- Direction
Go through the listing and copy each line with the string "基础技能与律师成长".

- Records provided
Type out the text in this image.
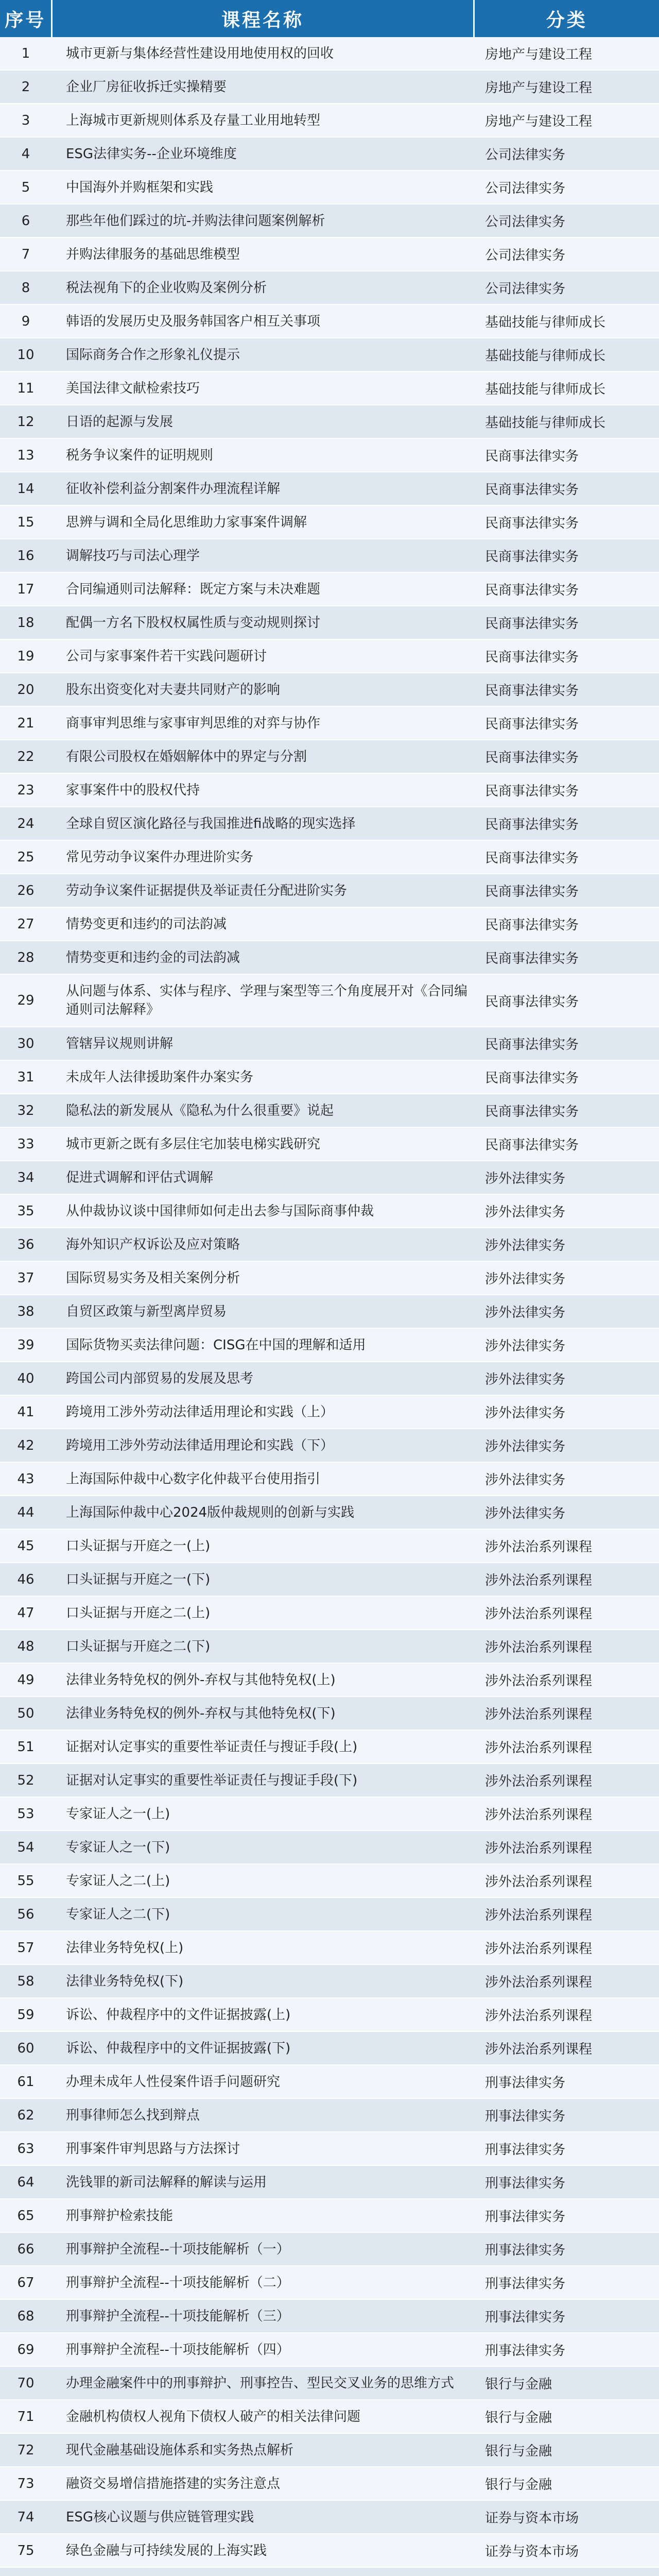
序号	课程名称	分类
1	城市更新与集体经营性建设用地使用权的回收	房地产与建设工程
2	企业厂房征收拆迁实操精要	房地产与建设工程
3	上海城市更新规则体系及存量工业用地转型	房地产与建设工程
4	ESG法律实务--企业环境维度	公司法律实务
5	中国海外并购框架和实践	公司法律实务
6	那些年他们踩过的坑-并购法律问题案例解析	公司法律实务
7	并购法律服务的基础思维模型	公司法律实务
8	税法视角下的企业收购及案例分析	公司法律实务
9	韩语的发展历史及服务韩国客户相互关事项	基础技能与律师成长
10	国际商务合作之形象礼仪提示	基础技能与律师成长
11	美国法律文献检索技巧	基础技能与律师成长
12	日语的起源与发展	基础技能与律师成长
13	税务争议案件的证明规则	民商事法律实务
14	征收补偿利益分割案件办理流程详解	民商事法律实务
15	思辨与调和全局化思维助力家事案件调解	民商事法律实务
16	调解技巧与司法心理学	民商事法律实务
17	合同编通则司法解释：既定方案与未决难题	民商事法律实务
18	配偶一方名下股权权属性质与变动规则探讨	民商事法律实务
19	公司与家事案件若干实践问题研讨	民商事法律实务
20	股东出资变化对夫妻共同财产的影响	民商事法律实务
21	商事审判思维与家事审判思维的对弈与协作	民商事法律实务
22	有限公司股权在婚姻解体中的界定与分割	民商事法律实务
23	家事案件中的股权代持	民商事法律实务
24	全球自贸区演化路径与我国推进fi战略的现实选择	民商事法律实务
25	常见劳动争议案件办理进阶实务	民商事法律实务
26	劳动争议案件证据提供及举证责任分配进阶实务	民商事法律实务
27	情势变更和违约的司法韵减	民商事法律实务
28	情势变更和违约金的司法韵减	民商事法律实务
29	从问题与体系、实体与程序、学理与案型等三个角度展开对《合同编通则司法解释》	民商事法律实务
30	管辖异议规则讲解	民商事法律实务
31	未成年人法律援助案件办案实务	民商事法律实务
32	隐私法的新发展从《隐私为什么很重要》说起	民商事法律实务
33	城市更新之既有多层住宅加装电梯实践研究	民商事法律实务
34	促进式调解和评估式调解	涉外法律实务
35	从仲裁协议谈中国律师如何走出去参与国际商事仲裁	涉外法律实务
36	海外知识产权诉讼及应对策略	涉外法律实务
37	国际贸易实务及相关案例分析	涉外法律实务
38	自贸区政策与新型离岸贸易	涉外法律实务
39	国际货物买卖法律问题：CISG在中国的理解和适用	涉外法律实务
40	跨国公司内部贸易的发展及思考	涉外法律实务
41	跨境用工涉外劳动法律适用理论和实践（上）	涉外法律实务
42	跨境用工涉外劳动法律适用理论和实践（下）	涉外法律实务
43	上海国际仲裁中心数字化仲裁平台使用指引	涉外法律实务
44	上海国际仲裁中心2024版仲裁规则的创新与实践	涉外法律实务
45	口头证据与开庭之一(上)	涉外法治系列课程
46	口头证据与开庭之一(下)	涉外法治系列课程
47	口头证据与开庭之二(上)	涉外法治系列课程
48	口头证据与开庭之二(下)	涉外法治系列课程
49	法律业务特免权的例外-弃权与其他特免权(上)	涉外法治系列课程
50	法律业务特免权的例外-弃权与其他特免权(下)	涉外法治系列课程
51	证据对认定事实的重要性举证责任与搜证手段(上)	涉外法治系列课程
52	证据对认定事实的重要性举证责任与搜证手段(下)	涉外法治系列课程
53	专家证人之一(上)	涉外法治系列课程
54	专家证人之一(下)	涉外法治系列课程
55	专家证人之二(上)	涉外法治系列课程
56	专家证人之二(下)	涉外法治系列课程
57	法律业务特免权(上)	涉外法治系列课程
58	法律业务特免权(下)	涉外法治系列课程
59	诉讼、仲裁程序中的文件证据披露(上)	涉外法治系列课程
60	诉讼、仲裁程序中的文件证据披露(下)	涉外法治系列课程
61	办理未成年人性侵案件语手问题研究	刑事法律实务
62	刑事律师怎么找到辩点	刑事法律实务
63	刑事案件审判思路与方法探讨	刑事法律实务
64	洗钱罪的新司法解释的解读与运用	刑事法律实务
65	刑事辩护检索技能	刑事法律实务
66	刑事辩护全流程--十项技能解析（一）	刑事法律实务
67	刑事辩护全流程--十项技能解析（二）	刑事法律实务
68	刑事辩护全流程--十项技能解析（三）	刑事法律实务
69	刑事辩护全流程--十项技能解析（四）	刑事法律实务
70	办理金融案件中的刑事辩护、刑事控告、型民交叉业务的思维方式	银行与金融
71	金融机构债权人视角下债权人破产的相关法律问题	银行与金融
72	现代金融基础设施体系和实务热点解析	银行与金融
73	融资交易增信措施搭建的实务注意点	银行与金融
74	ESG核心议题与供应链管理实践	证券与资本市场
75	绿色金融与可持续发展的上海实践	证券与资本市场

- Response to the task
9	韩语的发展历史及服务韩国客户相互关事项	基础技能与律师成长
10	国际商务合作之形象礼仪提示	基础技能与律师成长
11	美国法律文献检索技巧	基础技能与律师成长
12	日语的起源与发展	基础技能与律师成长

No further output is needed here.